→ **EXERCISE DESCRIPTION**
Take the material and output all of it exactly.

→ **INFORMATION PROVIDED**
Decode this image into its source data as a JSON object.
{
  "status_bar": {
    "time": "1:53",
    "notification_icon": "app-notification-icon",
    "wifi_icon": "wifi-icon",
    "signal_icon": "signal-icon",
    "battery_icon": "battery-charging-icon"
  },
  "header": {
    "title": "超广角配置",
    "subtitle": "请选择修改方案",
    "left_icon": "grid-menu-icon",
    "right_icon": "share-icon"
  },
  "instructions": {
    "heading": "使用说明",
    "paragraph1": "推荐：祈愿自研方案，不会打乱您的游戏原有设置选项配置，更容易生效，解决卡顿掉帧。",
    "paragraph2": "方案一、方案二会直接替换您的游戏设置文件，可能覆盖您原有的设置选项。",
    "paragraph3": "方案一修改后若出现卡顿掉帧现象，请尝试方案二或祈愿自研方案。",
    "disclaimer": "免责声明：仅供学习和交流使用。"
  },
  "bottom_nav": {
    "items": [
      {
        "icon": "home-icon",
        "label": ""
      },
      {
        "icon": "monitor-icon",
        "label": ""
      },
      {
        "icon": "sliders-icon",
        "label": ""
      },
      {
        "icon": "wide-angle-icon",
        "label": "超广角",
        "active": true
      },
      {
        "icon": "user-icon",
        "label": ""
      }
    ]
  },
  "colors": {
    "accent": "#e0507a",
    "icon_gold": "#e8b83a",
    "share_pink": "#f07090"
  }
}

→ **REPLY**
Decode this image into its source data as a JSON object.
{
  "status_bar": {
    "time": "1:53",
    "notification_icon": "app-notification-icon",
    "wifi_icon": "wifi-icon",
    "signal_icon": "signal-icon",
    "battery_icon": "battery-charging-icon"
  },
  "header": {
    "title": "超广角配置",
    "subtitle": "请选择修改方案",
    "left_icon": "grid-menu-icon",
    "right_icon": "share-icon"
  },
  "instructions": {
    "heading": "使用说明",
    "paragraph1": "推荐：祈愿自研方案，不会打乱您的游戏原有设置选项配置，更容易生效，解决卡顿掉帧。",
    "paragraph2": "方案一、方案二会直接替换您的游戏设置文件，可能覆盖您原有的设置选项。",
    "paragraph3": "方案一修改后若出现卡顿掉帧现象，请尝试方案二或祈愿自研方案。",
    "disclaimer": "免责声明：仅供学习和交流使用。"
  },
  "bottom_nav": {
    "items": [
      {
        "icon": "home-icon",
        "label": ""
      },
      {
        "icon": "monitor-icon",
        "label": ""
      },
      {
        "icon": "sliders-icon",
        "label": ""
      },
      {
        "icon": "wide-angle-icon",
        "label": "超广角",
        "active": true
      },
      {
        "icon": "user-icon",
        "label": ""
      }
    ]
  },
  "colors": {
    "accent": "#e0507a",
    "icon_gold": "#e8b83a",
    "share_pink": "#f07090"
  }
}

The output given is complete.